◆ EXERCISE TASK ◆
In the copy, include every entry exactly but none of the pictures.

◆ RAW DATA ◆
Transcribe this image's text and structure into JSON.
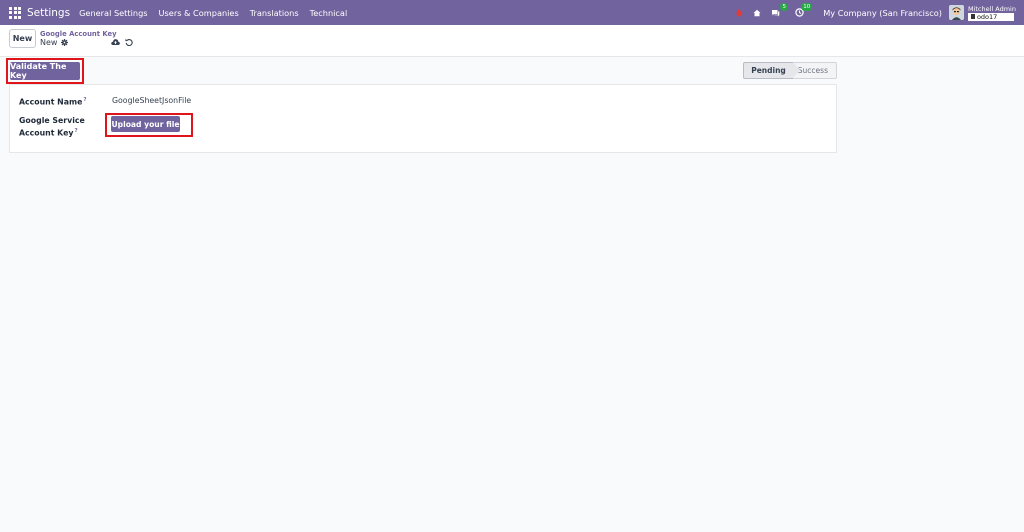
{
  "navbar": {
    "app_name": "Settings",
    "menu": [
      "General Settings",
      "Users & Companies",
      "Translations",
      "Technical"
    ],
    "discuss_badge": "5",
    "activity_badge": "10",
    "company": "My Company (San Francisco)",
    "user_name": "Mitchell Admin",
    "database": "odo17"
  },
  "control_panel": {
    "new_label": "New",
    "breadcrumb": "Google Account Key",
    "record_name": "New"
  },
  "header": {
    "validate_label": "Validate The Key",
    "status": [
      "Pending",
      "Success"
    ],
    "active_status": "Pending"
  },
  "form": {
    "account_name_label": "Account Name",
    "account_name_value": "GoogleSheetJsonFile",
    "service_key_label_line1": "Google Service",
    "service_key_label_line2": "Account Key",
    "help_mark": "?",
    "upload_label": "Upload your file"
  },
  "colors": {
    "brand": "#71639e",
    "highlight": "#e0141b",
    "badge": "#28a745"
  }
}
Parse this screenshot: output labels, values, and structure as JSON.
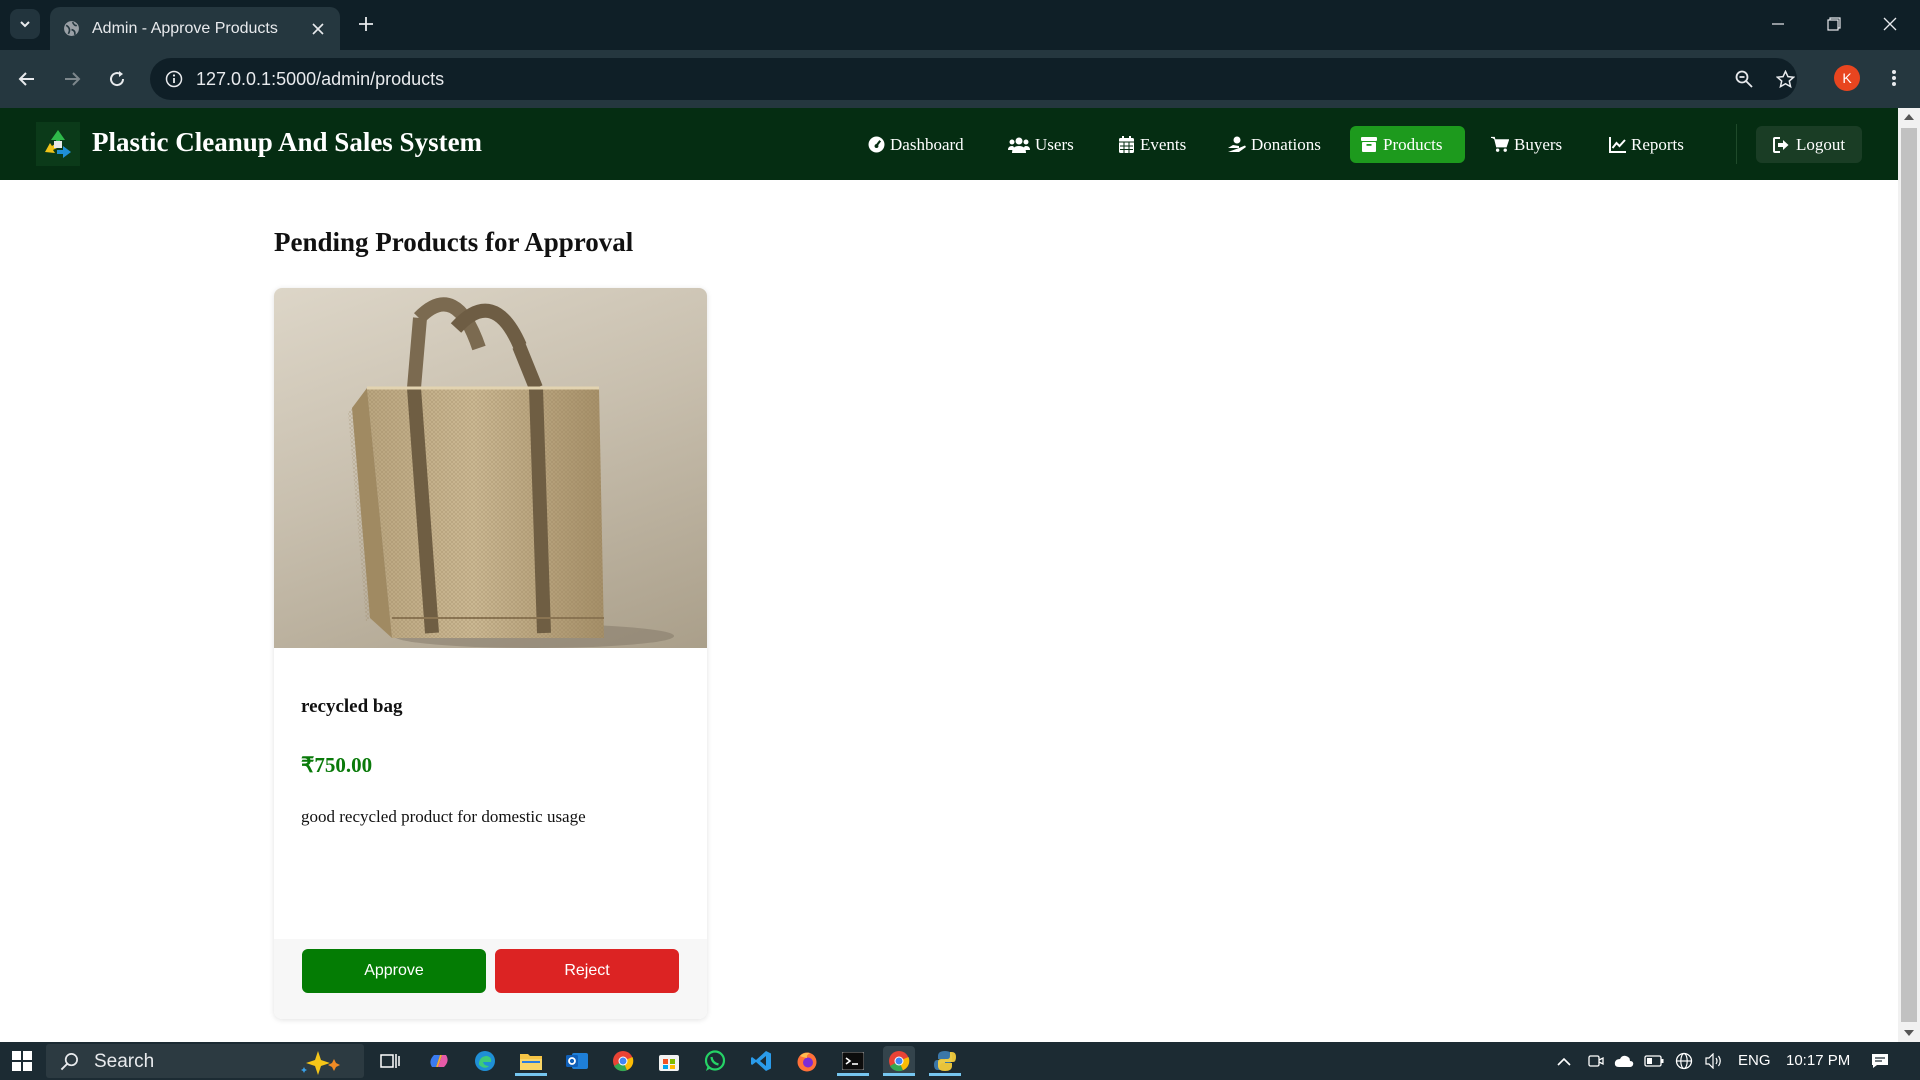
{
  "browser": {
    "tab_title": "Admin - Approve Products",
    "url": "127.0.0.1:5000/admin/products",
    "profile_initial": "K"
  },
  "app": {
    "brand": "Plastic Cleanup And Sales System",
    "nav": [
      {
        "label": "Dashboard",
        "icon": "tachometer-icon",
        "active": false
      },
      {
        "label": "Users",
        "icon": "users-icon",
        "active": false
      },
      {
        "label": "Events",
        "icon": "calendar-icon",
        "active": false
      },
      {
        "label": "Donations",
        "icon": "hand-holding-icon",
        "active": false
      },
      {
        "label": "Products",
        "icon": "box-icon",
        "active": true
      },
      {
        "label": "Buyers",
        "icon": "cart-icon",
        "active": false
      },
      {
        "label": "Reports",
        "icon": "chart-line-icon",
        "active": false
      }
    ],
    "logout_label": "Logout",
    "accent_color": "#1d9a1d",
    "navbar_color": "#052d12"
  },
  "page": {
    "heading": "Pending Products for Approval"
  },
  "product": {
    "name": "recycled bag",
    "price": "₹750.00",
    "description": "good recycled product for domestic usage",
    "approve_label": "Approve",
    "reject_label": "Reject",
    "approve_color": "#047c04",
    "reject_color": "#dc2323"
  },
  "taskbar": {
    "search_placeholder": "Search",
    "language": "ENG",
    "time": "10:17 PM"
  }
}
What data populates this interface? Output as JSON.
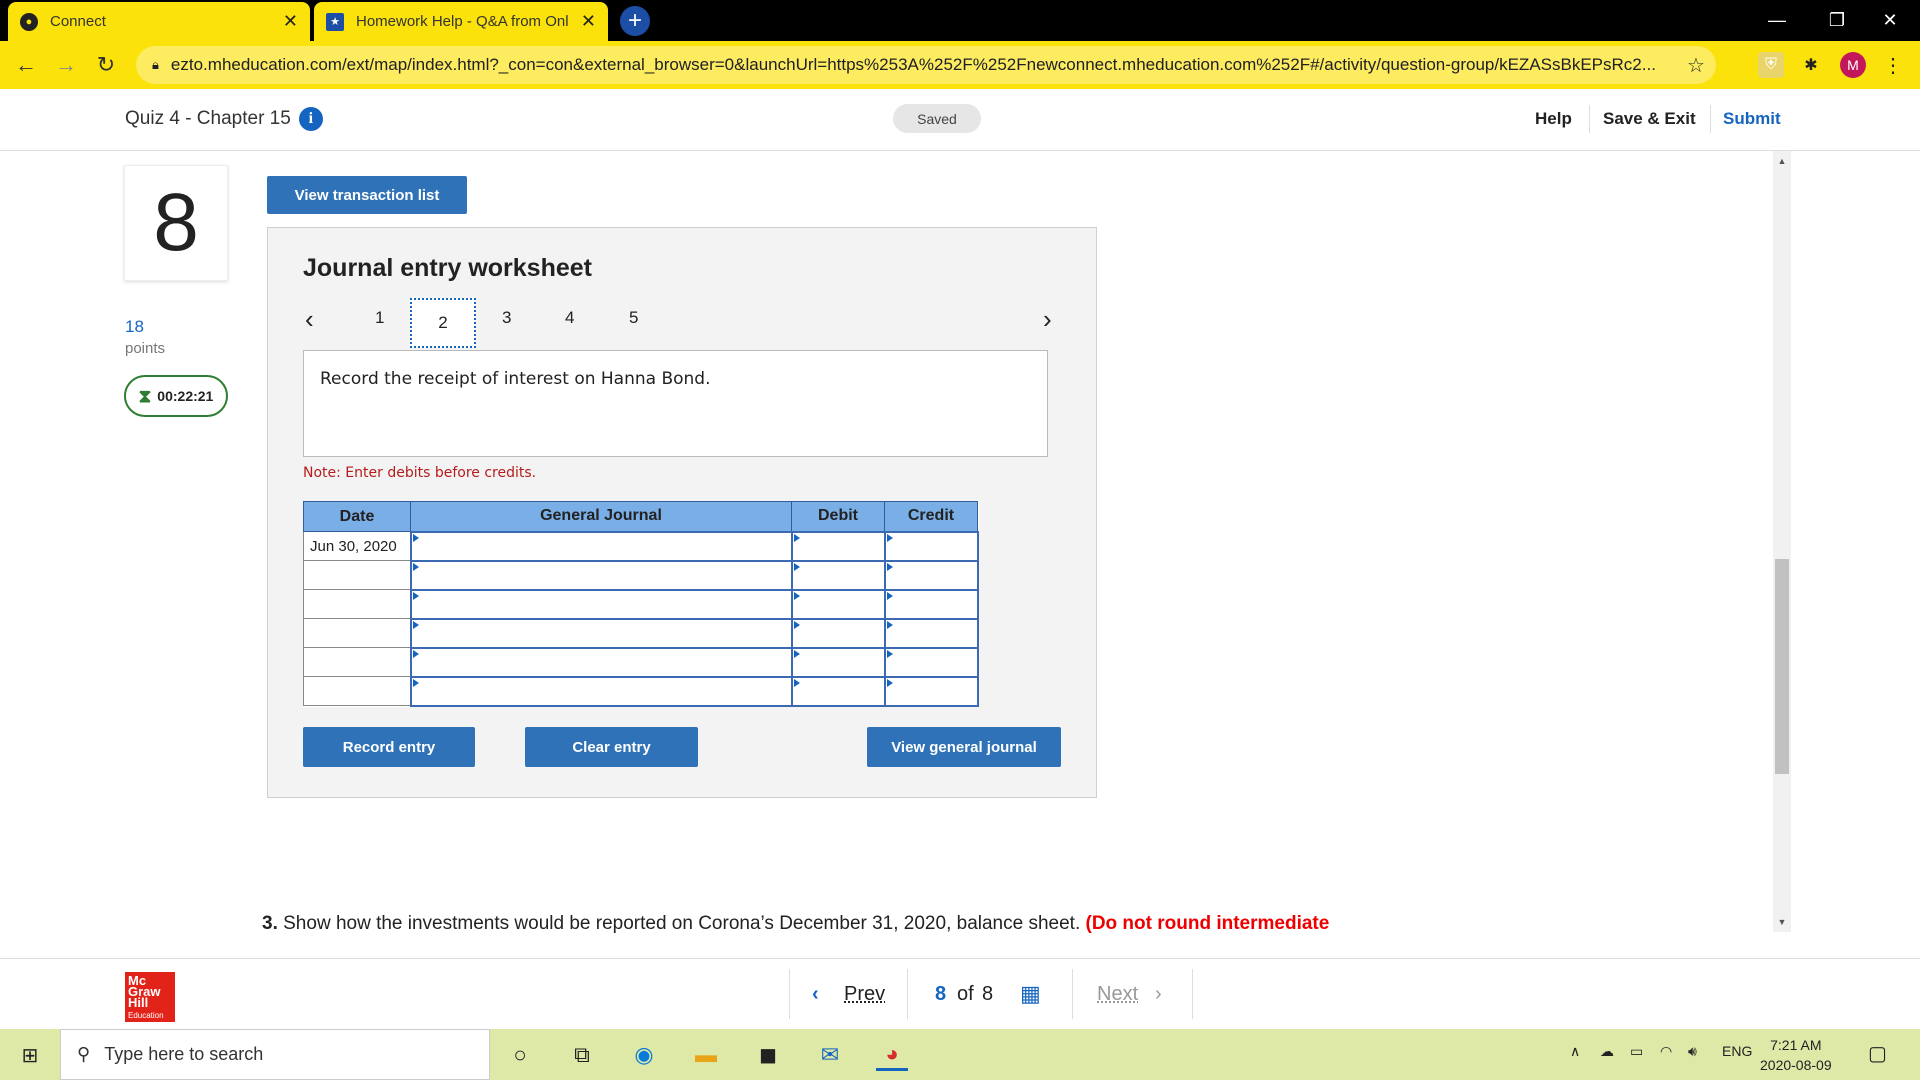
{
  "browser": {
    "tabs": [
      {
        "title": "Connect"
      },
      {
        "title": "Homework Help - Q&A from Onl"
      }
    ],
    "new_tab": "+",
    "url": "ezto.mheducation.com/ext/map/index.html?_con=con&external_browser=0&launchUrl=https%253A%252F%252Fnewconnect.mheducation.com%252F#/activity/question-group/kEZASsBkEPsRc2...",
    "profile_initial": "M"
  },
  "header": {
    "quiz_title": "Quiz 4 - Chapter 15",
    "status": "Saved",
    "help": "Help",
    "save_exit": "Save & Exit",
    "submit": "Submit"
  },
  "question": {
    "number": "8",
    "points": "18",
    "points_label": "points",
    "timer": "00:22:21"
  },
  "main": {
    "view_transactions": "View transaction list",
    "worksheet_title": "Journal entry worksheet",
    "nav_tabs": [
      "1",
      "2",
      "3",
      "4",
      "5"
    ],
    "active_tab": "2",
    "prompt": "Record the receipt of interest on Hanna Bond.",
    "note": "Note: Enter debits before credits.",
    "table": {
      "headers": [
        "Date",
        "General Journal",
        "Debit",
        "Credit"
      ],
      "rows": [
        {
          "date": "Jun 30, 2020"
        },
        {
          "date": ""
        },
        {
          "date": ""
        },
        {
          "date": ""
        },
        {
          "date": ""
        },
        {
          "date": ""
        }
      ]
    },
    "record_entry": "Record entry",
    "clear_entry": "Clear entry",
    "view_journal": "View general journal",
    "q3_number": "3.",
    "q3_text": " Show how the investments would be reported on Corona’s December 31, 2020, balance sheet. ",
    "q3_red": "(Do not round intermediate"
  },
  "footer": {
    "logo_lines": [
      "Mc",
      "Graw",
      "Hill"
    ],
    "logo_sub": "Education",
    "prev": "Prev",
    "current": "8",
    "of": "of",
    "total": "8",
    "next": "Next"
  },
  "taskbar": {
    "search_placeholder": "Type here to search",
    "lang": "ENG",
    "time": "7:21 AM",
    "date": "2020-08-09"
  },
  "colors": {
    "browser_accent": "#fbe20b",
    "primary_blue": "#2f72b7",
    "table_header": "#79aee6",
    "note_red": "#b71c1c",
    "timer_green": "#2e7d32"
  }
}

◆ CORRECT ANSWER ◆
Transcribe this image's text and structure into JSON.
{
  "navbar": {
    "app_name": "Settings",
    "menu": [
      "General Settings",
      "Users & Companies",
      "Translations",
      "Technical"
    ],
    "discuss_badge": "5",
    "activity_badge": "10",
    "company": "My Company (San Francisco)",
    "user_name": "Mitchell Admin",
    "database": "odo17"
  },
  "control_panel": {
    "new_label": "New",
    "breadcrumb": "Google Account Key",
    "record_name": "New"
  },
  "header": {
    "validate_label": "Validate The Key",
    "status": [
      "Pending",
      "Success"
    ],
    "active_status": "Pending"
  },
  "form": {
    "account_name_label": "Account Name",
    "account_name_value": "GoogleSheetJsonFile",
    "service_key_label_line1": "Google Service",
    "service_key_label_line2": "Account Key",
    "help_mark": "?",
    "upload_label": "Upload your file"
  },
  "colors": {
    "brand": "#71639e",
    "highlight": "#e0141b",
    "badge": "#28a745"
  }
}
Parse this screenshot: output labels, values, and structure as JSON.
{
  "browser": {
    "tab_title": "Admin - Approve Products",
    "url": "127.0.0.1:5000/admin/products",
    "profile_initial": "K"
  },
  "app": {
    "brand": "Plastic Cleanup And Sales System",
    "nav": [
      {
        "label": "Dashboard",
        "icon": "tachometer-icon",
        "active": false
      },
      {
        "label": "Users",
        "icon": "users-icon",
        "active": false
      },
      {
        "label": "Events",
        "icon": "calendar-icon",
        "active": false
      },
      {
        "label": "Donations",
        "icon": "hand-holding-icon",
        "active": false
      },
      {
        "label": "Products",
        "icon": "box-icon",
        "active": true
      },
      {
        "label": "Buyers",
        "icon": "cart-icon",
        "active": false
      },
      {
        "label": "Reports",
        "icon": "chart-line-icon",
        "active": false
      }
    ],
    "logout_label": "Logout",
    "accent_color": "#1d9a1d",
    "navbar_color": "#052d12"
  },
  "page": {
    "heading": "Pending Products for Approval"
  },
  "product": {
    "name": "recycled bag",
    "price": "₹750.00",
    "description": "good recycled product for domestic usage",
    "approve_label": "Approve",
    "reject_label": "Reject",
    "approve_color": "#047c04",
    "reject_color": "#dc2323"
  },
  "taskbar": {
    "search_placeholder": "Search",
    "language": "ENG",
    "time": "10:17 PM"
  }
}
What data populates this interface? Output as JSON.
{
  "browser": {
    "tabs": [
      {
        "title": "Connect"
      },
      {
        "title": "Homework Help - Q&A from Onl"
      }
    ],
    "new_tab": "+",
    "url": "ezto.mheducation.com/ext/map/index.html?_con=con&external_browser=0&launchUrl=https%253A%252F%252Fnewconnect.mheducation.com%252F#/activity/question-group/kEZASsBkEPsRc2...",
    "profile_initial": "M"
  },
  "header": {
    "quiz_title": "Quiz 4 - Chapter 15",
    "status": "Saved",
    "help": "Help",
    "save_exit": "Save & Exit",
    "submit": "Submit"
  },
  "question": {
    "number": "8",
    "points": "18",
    "points_label": "points",
    "timer": "00:22:21"
  },
  "main": {
    "view_transactions": "View transaction list",
    "worksheet_title": "Journal entry worksheet",
    "nav_tabs": [
      "1",
      "2",
      "3",
      "4",
      "5"
    ],
    "active_tab": "2",
    "prompt": "Record the receipt of interest on Hanna Bond.",
    "note": "Note: Enter debits before credits.",
    "table": {
      "headers": [
        "Date",
        "General Journal",
        "Debit",
        "Credit"
      ],
      "rows": [
        {
          "date": "Jun 30, 2020"
        },
        {
          "date": ""
        },
        {
          "date": ""
        },
        {
          "date": ""
        },
        {
          "date": ""
        },
        {
          "date": ""
        }
      ]
    },
    "record_entry": "Record entry",
    "clear_entry": "Clear entry",
    "view_journal": "View general journal",
    "q3_number": "3.",
    "q3_text": " Show how the investments would be reported on Corona’s December 31, 2020, balance sheet. ",
    "q3_red": "(Do not round intermediate"
  },
  "footer": {
    "logo_lines": [
      "Mc",
      "Graw",
      "Hill"
    ],
    "logo_sub": "Education",
    "prev": "Prev",
    "current": "8",
    "of": "of",
    "total": "8",
    "next": "Next"
  },
  "taskbar": {
    "search_placeholder": "Type here to search",
    "lang": "ENG",
    "time": "7:21 AM",
    "date": "2020-08-09"
  },
  "colors": {
    "browser_accent": "#fbe20b",
    "primary_blue": "#2f72b7",
    "table_header": "#79aee6",
    "note_red": "#b71c1c",
    "timer_green": "#2e7d32"
  }
}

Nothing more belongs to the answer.